Source records:
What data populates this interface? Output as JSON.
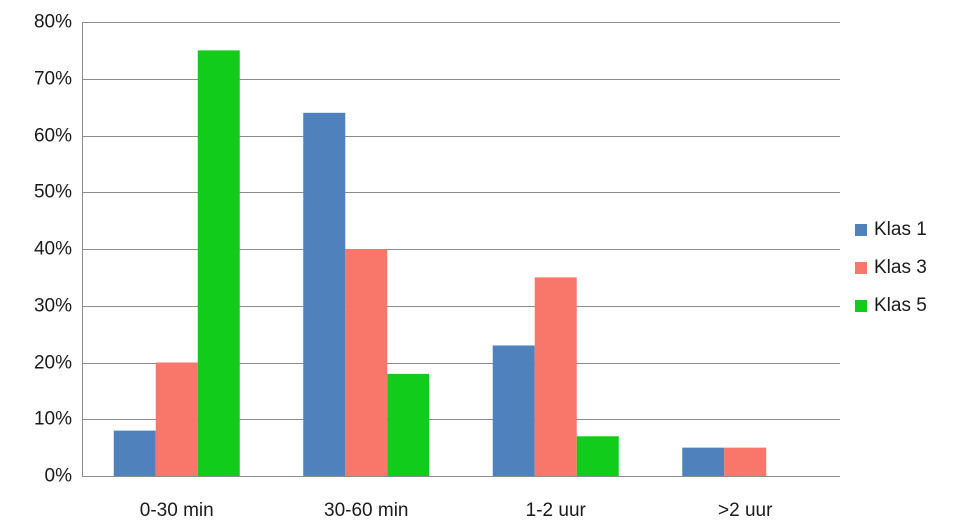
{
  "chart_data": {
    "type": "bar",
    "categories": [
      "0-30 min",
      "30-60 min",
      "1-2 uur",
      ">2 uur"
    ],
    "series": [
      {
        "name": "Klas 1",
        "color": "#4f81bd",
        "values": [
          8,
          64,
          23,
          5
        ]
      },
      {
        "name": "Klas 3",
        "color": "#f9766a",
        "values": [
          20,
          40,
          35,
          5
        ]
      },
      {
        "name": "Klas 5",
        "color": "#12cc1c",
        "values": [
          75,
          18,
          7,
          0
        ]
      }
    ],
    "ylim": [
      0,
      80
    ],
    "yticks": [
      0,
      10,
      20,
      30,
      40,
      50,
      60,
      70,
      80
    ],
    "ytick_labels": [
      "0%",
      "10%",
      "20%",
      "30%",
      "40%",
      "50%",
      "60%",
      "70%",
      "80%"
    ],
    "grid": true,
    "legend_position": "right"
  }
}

DIRECTIONS FOR THIS TASK: Each line that contains the word "color" counts toward the total; give only that total.

WRITTEN SOLUTION: 3